• **Stated goal**
Leave out the pictures and transcribe everything else exactly.

• **Data entries**
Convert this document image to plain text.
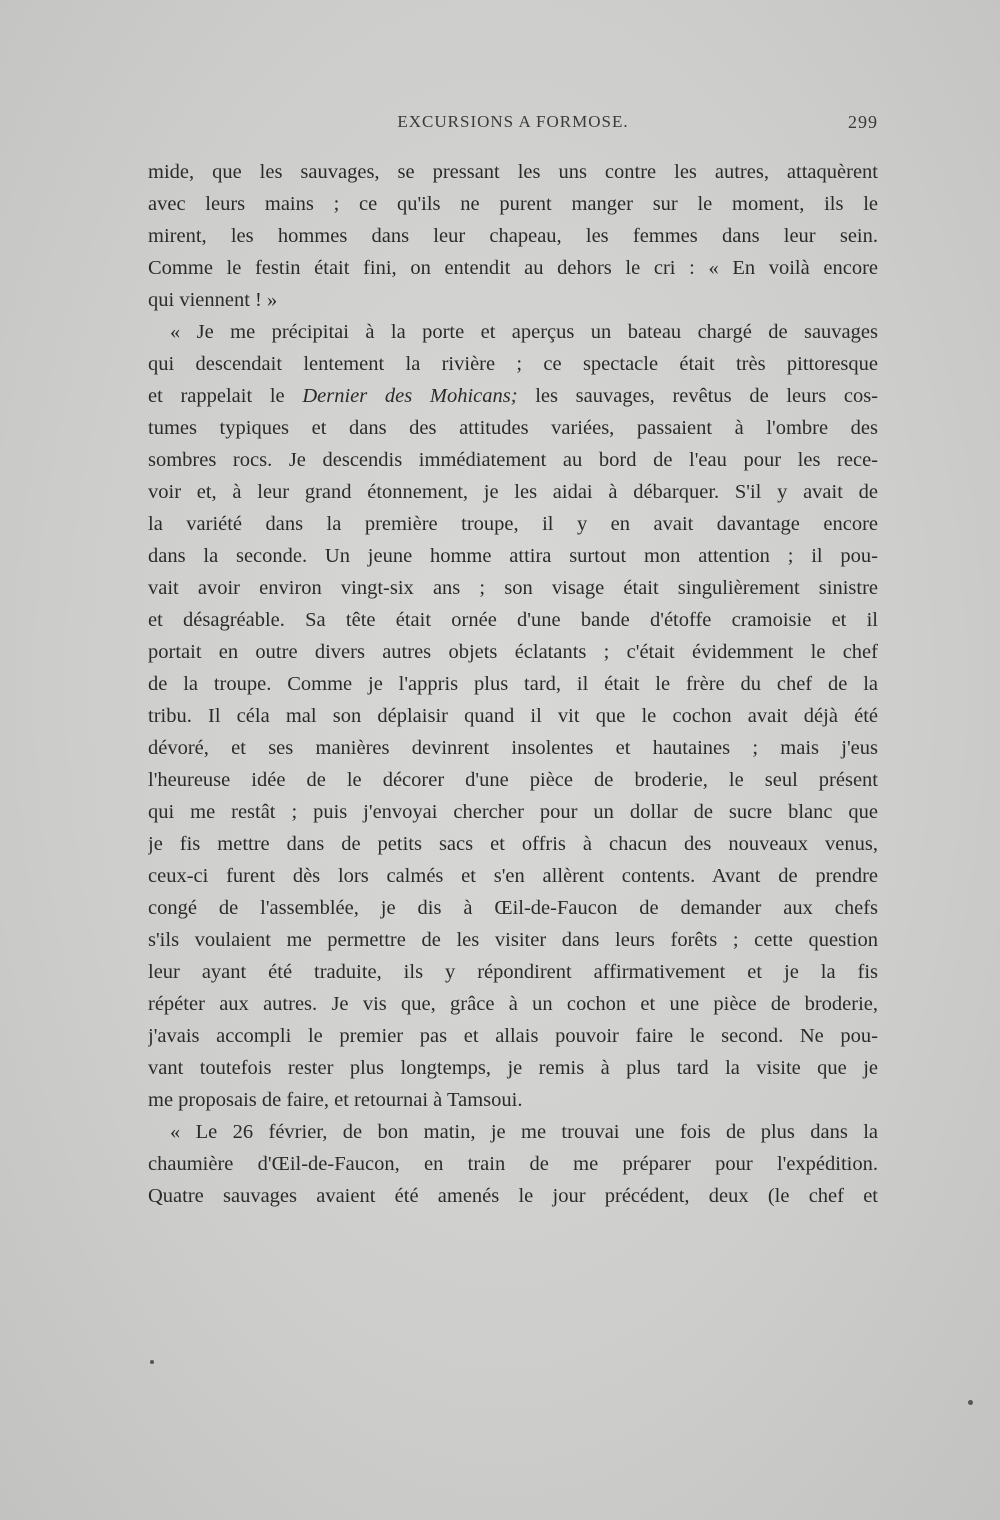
EXCURSIONS A FORMOSE.	299
mide, que les sauvages, se pressant les uns contre les autres, attaquèrent
avec leurs mains ; ce qu'ils ne purent manger sur le moment, ils le
mirent, les hommes dans leur chapeau, les femmes dans leur sein.
Comme le festin était fini, on entendit au dehors le cri : « En voilà encore
qui viennent ! »
« Je me précipitai à la porte et aperçus un bateau chargé de sauvages
qui descendait lentement la rivière ; ce spectacle était très pittoresque
et rappelait le Dernier des Mohicans; les sauvages, revêtus de leurs cos-
tumes typiques et dans des attitudes variées, passaient à l'ombre des
sombres rocs. Je descendis immédiatement au bord de l'eau pour les rece-
voir et, à leur grand étonnement, je les aidai à débarquer. S'il y avait de
la variété dans la première troupe, il y en avait davantage encore
dans la seconde. Un jeune homme attira surtout mon attention ; il pou-
vait avoir environ vingt-six ans ; son visage était singulièrement sinistre
et désagréable. Sa tête était ornée d'une bande d'étoffe cramoisie et il
portait en outre divers autres objets éclatants ; c'était évidemment le chef
de la troupe. Comme je l'appris plus tard, il était le frère du chef de la
tribu. Il céla mal son déplaisir quand il vit que le cochon avait déjà été
dévoré, et ses manières devinrent insolentes et hautaines ; mais j'eus
l'heureuse idée de le décorer d'une pièce de broderie, le seul présent
qui me restât ; puis j'envoyai chercher pour un dollar de sucre blanc que
je fis mettre dans de petits sacs et offris à chacun des nouveaux venus,
ceux-ci furent dès lors calmés et s'en allèrent contents. Avant de prendre
congé de l'assemblée, je dis à Œil-de-Faucon de demander aux chefs
s'ils voulaient me permettre de les visiter dans leurs forêts ; cette question
leur ayant été traduite, ils y répondirent affirmativement et je la fis
répéter aux autres. Je vis que, grâce à un cochon et une pièce de broderie,
j'avais accompli le premier pas et allais pouvoir faire le second. Ne pou-
vant toutefois rester plus longtemps, je remis à plus tard la visite que je
me proposais de faire, et retournai à Tamsoui.
« Le 26 février, de bon matin, je me trouvai une fois de plus dans la
chaumière d'Œil-de-Faucon, en train de me préparer pour l'expédition.
Quatre sauvages avaient été amenés le jour précédent, deux (le chef et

• **Response for this exercise**
Convert this document image to plain text.
EXCURSIONS A FORMOSE.	299
mide, que les sauvages, se pressant les uns contre les autres, attaquèrent
avec leurs mains ; ce qu'ils ne purent manger sur le moment, ils le
mirent, les hommes dans leur chapeau, les femmes dans leur sein.
Comme le festin était fini, on entendit au dehors le cri : « En voilà encore
qui viennent ! »
« Je me précipitai à la porte et aperçus un bateau chargé de sauvages
qui descendait lentement la rivière ; ce spectacle était très pittoresque
et rappelait le Dernier des Mohicans; les sauvages, revêtus de leurs cos-
tumes typiques et dans des attitudes variées, passaient à l'ombre des
sombres rocs. Je descendis immédiatement au bord de l'eau pour les rece-
voir et, à leur grand étonnement, je les aidai à débarquer. S'il y avait de
la variété dans la première troupe, il y en avait davantage encore
dans la seconde. Un jeune homme attira surtout mon attention ; il pou-
vait avoir environ vingt-six ans ; son visage était singulièrement sinistre
et désagréable. Sa tête était ornée d'une bande d'étoffe cramoisie et il
portait en outre divers autres objets éclatants ; c'était évidemment le chef
de la troupe. Comme je l'appris plus tard, il était le frère du chef de la
tribu. Il céla mal son déplaisir quand il vit que le cochon avait déjà été
dévoré, et ses manières devinrent insolentes et hautaines ; mais j'eus
l'heureuse idée de le décorer d'une pièce de broderie, le seul présent
qui me restât ; puis j'envoyai chercher pour un dollar de sucre blanc que
je fis mettre dans de petits sacs et offris à chacun des nouveaux venus,
ceux-ci furent dès lors calmés et s'en allèrent contents. Avant de prendre
congé de l'assemblée, je dis à Œil-de-Faucon de demander aux chefs
s'ils voulaient me permettre de les visiter dans leurs forêts ; cette question
leur ayant été traduite, ils y répondirent affirmativement et je la fis
répéter aux autres. Je vis que, grâce à un cochon et une pièce de broderie,
j'avais accompli le premier pas et allais pouvoir faire le second. Ne pou-
vant toutefois rester plus longtemps, je remis à plus tard la visite que je
me proposais de faire, et retournai à Tamsoui.
« Le 26 février, de bon matin, je me trouvai une fois de plus dans la
chaumière d'Œil-de-Faucon, en train de me préparer pour l'expédition.
Quatre sauvages avaient été amenés le jour précédent, deux (le chef et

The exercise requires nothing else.